Structured figure records:
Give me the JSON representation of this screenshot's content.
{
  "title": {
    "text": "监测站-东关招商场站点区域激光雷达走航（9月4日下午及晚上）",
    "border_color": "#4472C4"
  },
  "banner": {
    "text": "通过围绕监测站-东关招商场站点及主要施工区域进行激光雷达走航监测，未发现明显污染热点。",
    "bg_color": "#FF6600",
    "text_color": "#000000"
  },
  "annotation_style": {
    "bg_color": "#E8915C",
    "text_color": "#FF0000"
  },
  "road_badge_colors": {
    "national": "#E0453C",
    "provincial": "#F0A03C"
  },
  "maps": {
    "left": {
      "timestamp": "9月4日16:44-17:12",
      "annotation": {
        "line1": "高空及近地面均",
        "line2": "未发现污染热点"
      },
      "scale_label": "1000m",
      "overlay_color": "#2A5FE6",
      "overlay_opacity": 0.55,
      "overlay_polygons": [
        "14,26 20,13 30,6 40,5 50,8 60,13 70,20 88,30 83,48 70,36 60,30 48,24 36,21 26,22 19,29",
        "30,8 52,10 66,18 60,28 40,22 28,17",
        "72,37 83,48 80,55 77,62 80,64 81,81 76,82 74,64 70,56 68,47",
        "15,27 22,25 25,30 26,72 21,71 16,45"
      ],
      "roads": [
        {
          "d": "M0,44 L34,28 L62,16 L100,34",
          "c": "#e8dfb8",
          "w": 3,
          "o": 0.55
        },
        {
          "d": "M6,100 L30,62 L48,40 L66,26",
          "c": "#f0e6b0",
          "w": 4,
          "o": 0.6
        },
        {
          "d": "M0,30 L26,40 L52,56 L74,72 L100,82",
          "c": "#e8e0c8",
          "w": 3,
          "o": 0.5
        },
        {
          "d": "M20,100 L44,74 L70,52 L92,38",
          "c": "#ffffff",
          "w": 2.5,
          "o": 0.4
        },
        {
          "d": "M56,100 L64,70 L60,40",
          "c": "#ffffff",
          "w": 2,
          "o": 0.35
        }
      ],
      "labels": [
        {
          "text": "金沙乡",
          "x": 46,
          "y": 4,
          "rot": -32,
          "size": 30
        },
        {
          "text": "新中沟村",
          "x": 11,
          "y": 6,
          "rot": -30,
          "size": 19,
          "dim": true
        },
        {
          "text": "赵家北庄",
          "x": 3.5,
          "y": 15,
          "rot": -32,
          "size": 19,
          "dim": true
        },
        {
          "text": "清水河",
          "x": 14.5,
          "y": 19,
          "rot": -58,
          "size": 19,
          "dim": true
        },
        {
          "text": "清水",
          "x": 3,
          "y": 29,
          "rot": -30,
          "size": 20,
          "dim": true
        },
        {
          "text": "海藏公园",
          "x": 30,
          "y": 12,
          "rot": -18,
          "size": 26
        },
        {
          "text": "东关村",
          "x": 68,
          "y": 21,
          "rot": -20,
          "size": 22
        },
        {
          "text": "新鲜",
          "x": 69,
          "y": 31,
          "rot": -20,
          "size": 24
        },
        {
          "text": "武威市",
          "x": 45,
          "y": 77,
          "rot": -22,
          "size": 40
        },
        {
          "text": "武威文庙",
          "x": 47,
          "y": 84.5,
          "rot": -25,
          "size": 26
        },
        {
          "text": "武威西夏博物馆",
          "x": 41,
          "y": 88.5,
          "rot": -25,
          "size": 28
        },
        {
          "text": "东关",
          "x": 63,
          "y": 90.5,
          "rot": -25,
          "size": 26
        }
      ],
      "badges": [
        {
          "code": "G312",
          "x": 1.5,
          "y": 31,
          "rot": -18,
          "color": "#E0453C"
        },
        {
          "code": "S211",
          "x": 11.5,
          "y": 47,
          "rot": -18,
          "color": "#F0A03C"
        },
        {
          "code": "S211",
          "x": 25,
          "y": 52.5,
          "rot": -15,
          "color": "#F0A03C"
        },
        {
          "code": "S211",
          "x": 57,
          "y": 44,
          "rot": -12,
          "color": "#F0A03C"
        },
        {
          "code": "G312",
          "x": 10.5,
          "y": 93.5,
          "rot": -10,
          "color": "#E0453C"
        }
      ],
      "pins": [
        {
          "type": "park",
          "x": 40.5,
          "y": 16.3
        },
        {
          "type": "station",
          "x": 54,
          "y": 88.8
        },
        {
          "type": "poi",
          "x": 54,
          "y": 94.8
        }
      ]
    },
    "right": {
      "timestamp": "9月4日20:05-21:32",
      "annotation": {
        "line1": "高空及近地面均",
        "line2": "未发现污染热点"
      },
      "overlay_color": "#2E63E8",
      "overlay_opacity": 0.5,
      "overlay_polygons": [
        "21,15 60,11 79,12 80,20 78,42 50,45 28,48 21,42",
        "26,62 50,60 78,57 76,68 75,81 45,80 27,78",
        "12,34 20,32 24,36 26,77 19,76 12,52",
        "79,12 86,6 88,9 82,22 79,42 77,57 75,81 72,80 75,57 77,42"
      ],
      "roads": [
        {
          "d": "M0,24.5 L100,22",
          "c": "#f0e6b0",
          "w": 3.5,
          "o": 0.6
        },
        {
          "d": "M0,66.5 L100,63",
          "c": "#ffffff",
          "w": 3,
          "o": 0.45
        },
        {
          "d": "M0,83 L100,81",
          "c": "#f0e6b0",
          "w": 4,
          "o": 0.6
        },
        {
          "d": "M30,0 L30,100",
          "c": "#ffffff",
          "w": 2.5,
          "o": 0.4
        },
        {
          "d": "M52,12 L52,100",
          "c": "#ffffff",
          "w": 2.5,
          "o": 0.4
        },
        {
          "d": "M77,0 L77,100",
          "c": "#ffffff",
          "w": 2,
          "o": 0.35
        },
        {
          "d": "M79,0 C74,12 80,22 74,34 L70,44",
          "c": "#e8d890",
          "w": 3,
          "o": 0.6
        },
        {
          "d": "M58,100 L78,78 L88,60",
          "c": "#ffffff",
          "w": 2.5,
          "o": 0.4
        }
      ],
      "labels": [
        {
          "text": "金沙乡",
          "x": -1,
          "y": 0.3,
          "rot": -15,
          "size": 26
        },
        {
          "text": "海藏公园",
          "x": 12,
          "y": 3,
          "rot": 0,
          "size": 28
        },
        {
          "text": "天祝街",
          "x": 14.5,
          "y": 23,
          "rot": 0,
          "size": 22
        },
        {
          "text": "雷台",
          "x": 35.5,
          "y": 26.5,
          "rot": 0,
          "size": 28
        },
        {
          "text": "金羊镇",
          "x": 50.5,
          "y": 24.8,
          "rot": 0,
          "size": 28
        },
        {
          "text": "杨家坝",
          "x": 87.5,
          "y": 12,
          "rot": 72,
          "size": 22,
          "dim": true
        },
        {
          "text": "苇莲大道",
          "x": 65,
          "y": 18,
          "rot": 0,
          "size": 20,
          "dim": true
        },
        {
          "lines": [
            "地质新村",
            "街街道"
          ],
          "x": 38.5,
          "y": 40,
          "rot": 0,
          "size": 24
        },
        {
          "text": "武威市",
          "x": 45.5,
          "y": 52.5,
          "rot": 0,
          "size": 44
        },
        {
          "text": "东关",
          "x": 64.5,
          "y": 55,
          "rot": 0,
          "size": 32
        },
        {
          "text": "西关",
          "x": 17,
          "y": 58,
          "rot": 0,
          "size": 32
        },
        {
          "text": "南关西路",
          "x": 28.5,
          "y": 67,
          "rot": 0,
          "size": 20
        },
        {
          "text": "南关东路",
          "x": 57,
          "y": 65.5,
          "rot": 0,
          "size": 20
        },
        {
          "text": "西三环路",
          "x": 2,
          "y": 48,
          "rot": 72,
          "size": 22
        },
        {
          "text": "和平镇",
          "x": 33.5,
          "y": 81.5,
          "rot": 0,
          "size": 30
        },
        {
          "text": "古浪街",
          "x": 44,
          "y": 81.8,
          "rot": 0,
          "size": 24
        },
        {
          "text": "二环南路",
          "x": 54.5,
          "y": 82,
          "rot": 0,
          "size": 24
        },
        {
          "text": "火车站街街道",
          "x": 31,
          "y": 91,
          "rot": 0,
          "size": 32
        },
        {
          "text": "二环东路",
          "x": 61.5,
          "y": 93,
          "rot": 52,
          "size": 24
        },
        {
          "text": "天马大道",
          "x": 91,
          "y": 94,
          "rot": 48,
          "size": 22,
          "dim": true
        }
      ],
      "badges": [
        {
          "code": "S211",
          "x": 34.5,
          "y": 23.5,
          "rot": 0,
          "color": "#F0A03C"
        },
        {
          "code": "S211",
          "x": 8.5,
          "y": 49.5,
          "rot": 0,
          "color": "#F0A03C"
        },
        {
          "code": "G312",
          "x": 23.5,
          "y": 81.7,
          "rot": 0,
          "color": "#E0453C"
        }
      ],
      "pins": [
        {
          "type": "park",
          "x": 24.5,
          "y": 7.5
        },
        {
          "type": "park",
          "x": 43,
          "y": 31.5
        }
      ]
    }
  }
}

SET PROBLEM
Count how many lines contain "timestamp" and give only that count.

COMPLETE RESPONSE
2